#### [Data for this task]
** Start **

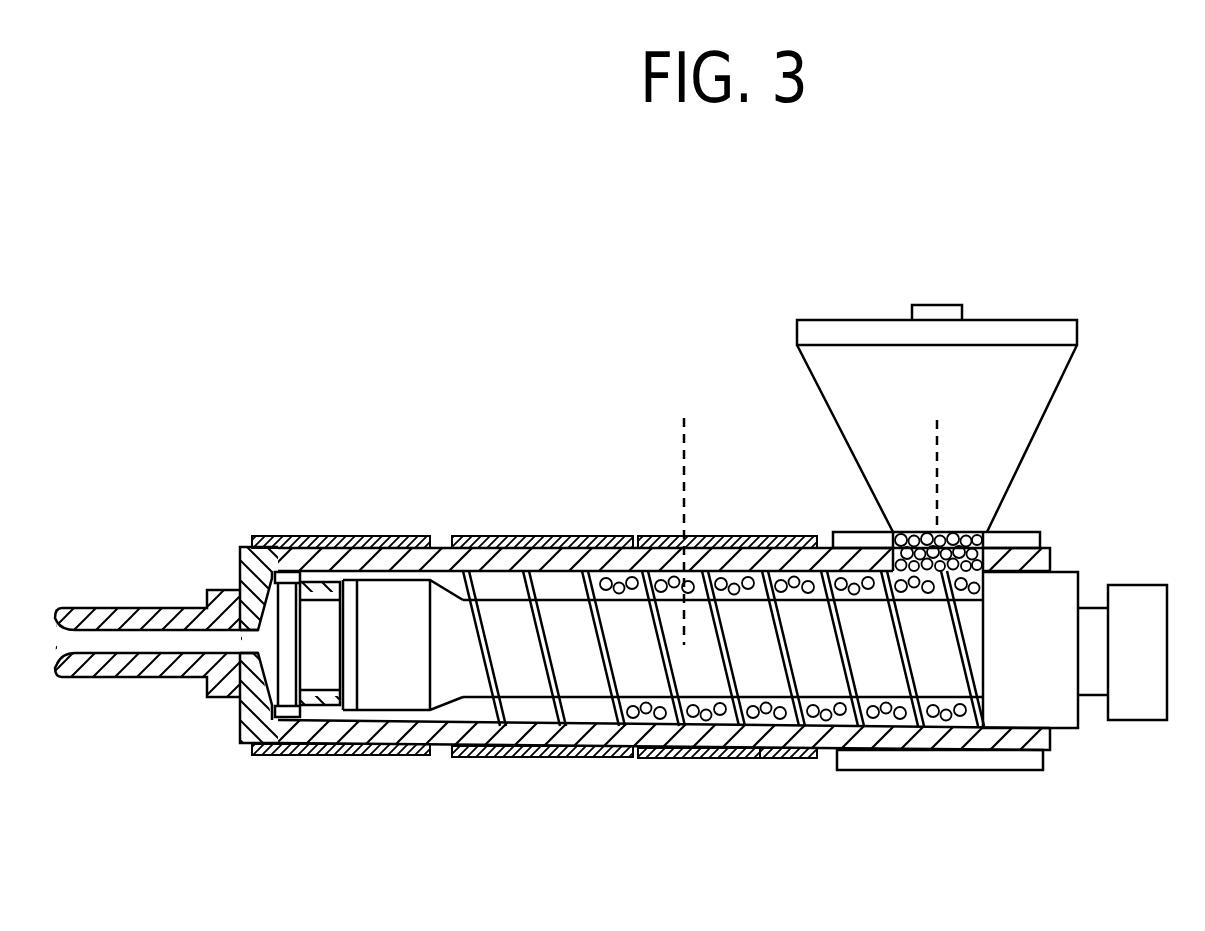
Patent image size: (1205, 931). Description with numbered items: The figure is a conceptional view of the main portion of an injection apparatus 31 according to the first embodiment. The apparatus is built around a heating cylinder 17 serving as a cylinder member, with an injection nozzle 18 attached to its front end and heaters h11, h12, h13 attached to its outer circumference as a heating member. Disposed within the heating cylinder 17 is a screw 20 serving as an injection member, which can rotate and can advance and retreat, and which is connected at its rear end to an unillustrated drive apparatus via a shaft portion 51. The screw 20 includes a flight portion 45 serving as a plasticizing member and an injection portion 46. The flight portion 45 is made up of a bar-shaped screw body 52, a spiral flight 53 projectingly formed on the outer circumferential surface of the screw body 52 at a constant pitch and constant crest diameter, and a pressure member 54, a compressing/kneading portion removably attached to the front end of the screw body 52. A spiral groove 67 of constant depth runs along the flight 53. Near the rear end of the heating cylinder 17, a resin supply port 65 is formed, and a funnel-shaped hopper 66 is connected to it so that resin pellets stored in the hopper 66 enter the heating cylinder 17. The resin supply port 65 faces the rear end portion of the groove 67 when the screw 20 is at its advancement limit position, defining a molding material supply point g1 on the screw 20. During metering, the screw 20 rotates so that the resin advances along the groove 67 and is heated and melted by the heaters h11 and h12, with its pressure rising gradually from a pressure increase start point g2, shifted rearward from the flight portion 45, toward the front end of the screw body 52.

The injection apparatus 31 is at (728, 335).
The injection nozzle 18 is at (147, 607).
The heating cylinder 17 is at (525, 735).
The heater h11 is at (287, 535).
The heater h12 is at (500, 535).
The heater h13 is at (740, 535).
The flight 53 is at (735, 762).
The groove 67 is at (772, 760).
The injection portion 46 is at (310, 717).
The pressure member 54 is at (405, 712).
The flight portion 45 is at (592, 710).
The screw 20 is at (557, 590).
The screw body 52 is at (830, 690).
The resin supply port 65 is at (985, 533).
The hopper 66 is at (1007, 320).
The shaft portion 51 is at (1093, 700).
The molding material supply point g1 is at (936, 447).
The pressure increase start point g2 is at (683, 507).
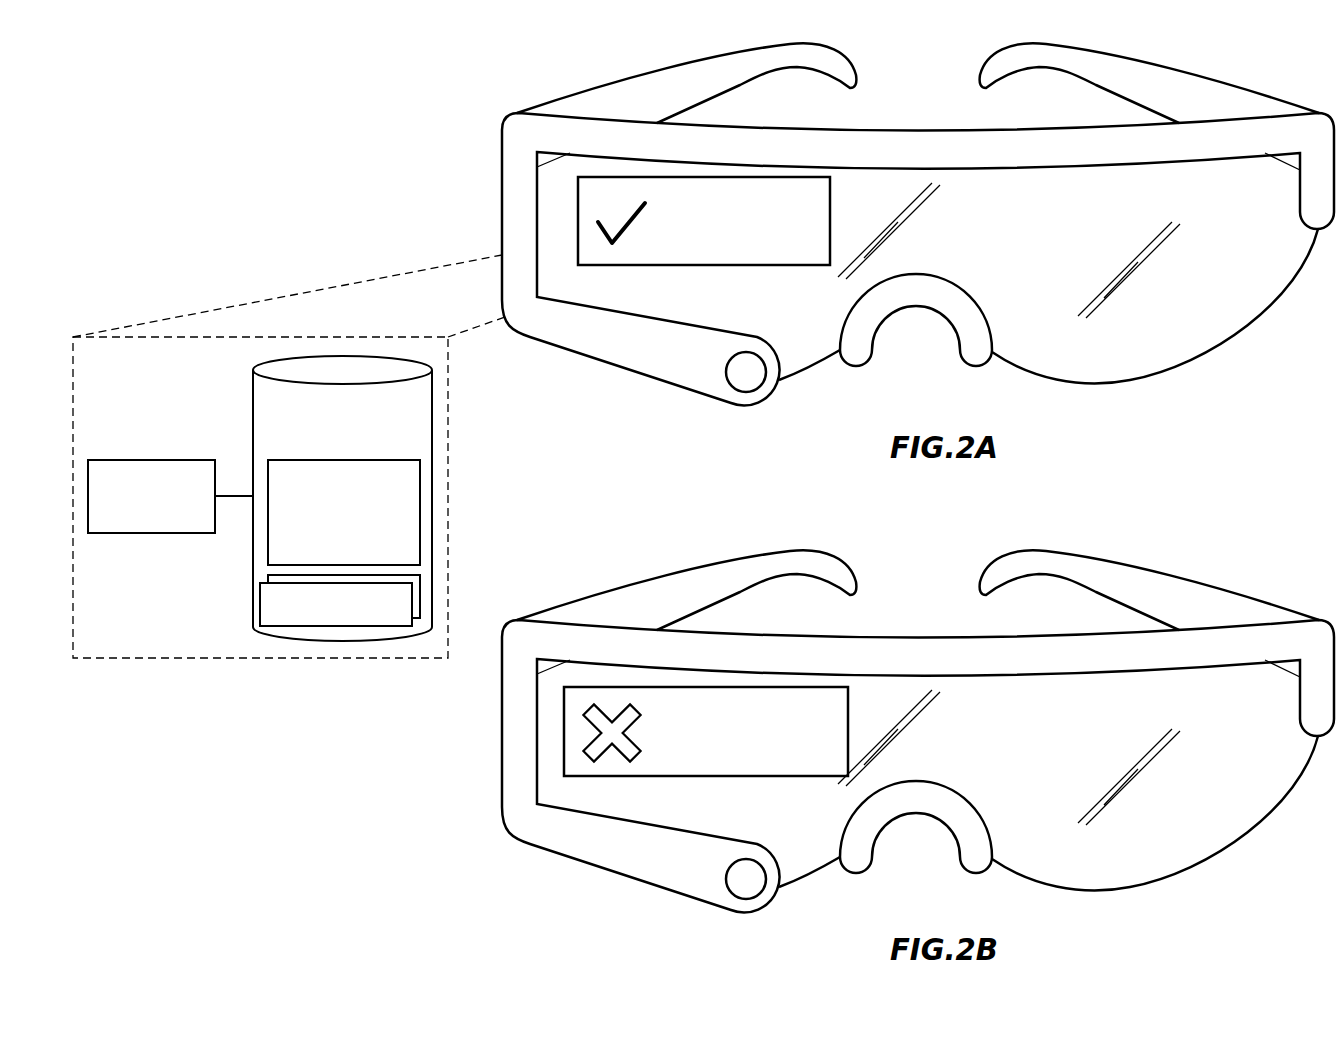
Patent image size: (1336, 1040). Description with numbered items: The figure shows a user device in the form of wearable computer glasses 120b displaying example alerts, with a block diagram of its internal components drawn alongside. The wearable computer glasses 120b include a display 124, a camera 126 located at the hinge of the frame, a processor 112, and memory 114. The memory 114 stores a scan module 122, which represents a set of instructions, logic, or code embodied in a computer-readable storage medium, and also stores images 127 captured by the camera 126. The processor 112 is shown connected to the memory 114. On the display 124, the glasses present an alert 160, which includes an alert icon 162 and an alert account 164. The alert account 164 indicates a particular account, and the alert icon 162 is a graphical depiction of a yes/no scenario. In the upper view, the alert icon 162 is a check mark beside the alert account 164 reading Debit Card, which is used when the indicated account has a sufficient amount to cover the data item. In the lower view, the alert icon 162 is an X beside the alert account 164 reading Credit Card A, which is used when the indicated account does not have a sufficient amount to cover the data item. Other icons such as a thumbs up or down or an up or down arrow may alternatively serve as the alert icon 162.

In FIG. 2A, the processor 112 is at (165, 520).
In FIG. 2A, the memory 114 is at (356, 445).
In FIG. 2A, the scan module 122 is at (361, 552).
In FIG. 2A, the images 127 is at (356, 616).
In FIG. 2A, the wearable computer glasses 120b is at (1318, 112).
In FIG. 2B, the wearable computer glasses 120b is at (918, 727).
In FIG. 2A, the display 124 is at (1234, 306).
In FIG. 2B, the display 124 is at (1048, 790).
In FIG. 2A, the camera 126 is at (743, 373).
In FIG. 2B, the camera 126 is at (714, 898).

** End **

#### [Task instructions]
Set down all of the data above line for line, with no changes to the wording. Leave the pictures out of your answer.

#### [The completed task]
Patent image size: (1205, 931). Description with numbered items: The figure is a conceptional view of the main portion of an injection apparatus 31 according to the first embodiment. The apparatus is built around a heating cylinder 17 serving as a cylinder member, with an injection nozzle 18 attached to its front end and heaters h11, h12, h13 attached to its outer circumference as a heating member. Disposed within the heating cylinder 17 is a screw 20 serving as an injection member, which can rotate and can advance and retreat, and which is connected at its rear end to an unillustrated drive apparatus via a shaft portion 51. The screw 20 includes a flight portion 45 serving as a plasticizing member and an injection portion 46. The flight portion 45 is made up of a bar-shaped screw body 52, a spiral flight 53 projectingly formed on the outer circumferential surface of the screw body 52 at a constant pitch and constant crest diameter, and a pressure member 54, a compressing/kneading portion removably attached to the front end of the screw body 52. A spiral groove 67 of constant depth runs along the flight 53. Near the rear end of the heating cylinder 17, a resin supply port 65 is formed, and a funnel-shaped hopper 66 is connected to it so that resin pellets stored in the hopper 66 enter the heating cylinder 17. The resin supply port 65 faces the rear end portion of the groove 67 when the screw 20 is at its advancement limit position, defining a molding material supply point g1 on the screw 20. During metering, the screw 20 rotates so that the resin advances along the groove 67 and is heated and melted by the heaters h11 and h12, with its pressure rising gradually from a pressure increase start point g2, shifted rearward from the flight portion 45, toward the front end of the screw body 52.

The injection apparatus 31 is at (728, 335).
The injection nozzle 18 is at (147, 607).
The heating cylinder 17 is at (525, 735).
The heater h11 is at (287, 535).
The heater h12 is at (500, 535).
The heater h13 is at (740, 535).
The flight 53 is at (735, 762).
The groove 67 is at (772, 760).
The injection portion 46 is at (310, 717).
The pressure member 54 is at (405, 712).
The flight portion 45 is at (592, 710).
The screw 20 is at (557, 590).
The screw body 52 is at (830, 690).
The resin supply port 65 is at (985, 533).
The hopper 66 is at (1007, 320).
The shaft portion 51 is at (1093, 700).
The molding material supply point g1 is at (936, 447).
The pressure increase start point g2 is at (683, 507).
Patent image size: (1336, 1040). Description with numbered items: The figure shows a user device in the form of wearable computer glasses 120b displaying example alerts, with a block diagram of its internal components drawn alongside. The wearable computer glasses 120b include a display 124, a camera 126 located at the hinge of the frame, a processor 112, and memory 114. The memory 114 stores a scan module 122, which represents a set of instructions, logic, or code embodied in a computer-readable storage medium, and also stores images 127 captured by the camera 126. The processor 112 is shown connected to the memory 114. On the display 124, the glasses present an alert 160, which includes an alert icon 162 and an alert account 164. The alert account 164 indicates a particular account, and the alert icon 162 is a graphical depiction of a yes/no scenario. In the upper view, the alert icon 162 is a check mark beside the alert account 164 reading Debit Card, which is used when the indicated account has a sufficient amount to cover the data item. In the lower view, the alert icon 162 is an X beside the alert account 164 reading Credit Card A, which is used when the indicated account does not have a sufficient amount to cover the data item. Other icons such as a thumbs up or down or an up or down arrow may alternatively serve as the alert icon 162.

In FIG. 2A, the processor 112 is at (165, 520).
In FIG. 2A, the memory 114 is at (356, 445).
In FIG. 2A, the scan module 122 is at (361, 552).
In FIG. 2A, the images 127 is at (356, 616).
In FIG. 2A, the wearable computer glasses 120b is at (1318, 112).
In FIG. 2B, the wearable computer glasses 120b is at (918, 727).
In FIG. 2A, the display 124 is at (1234, 306).
In FIG. 2B, the display 124 is at (1048, 790).
In FIG. 2A, the camera 126 is at (743, 373).
In FIG. 2B, the camera 126 is at (714, 898).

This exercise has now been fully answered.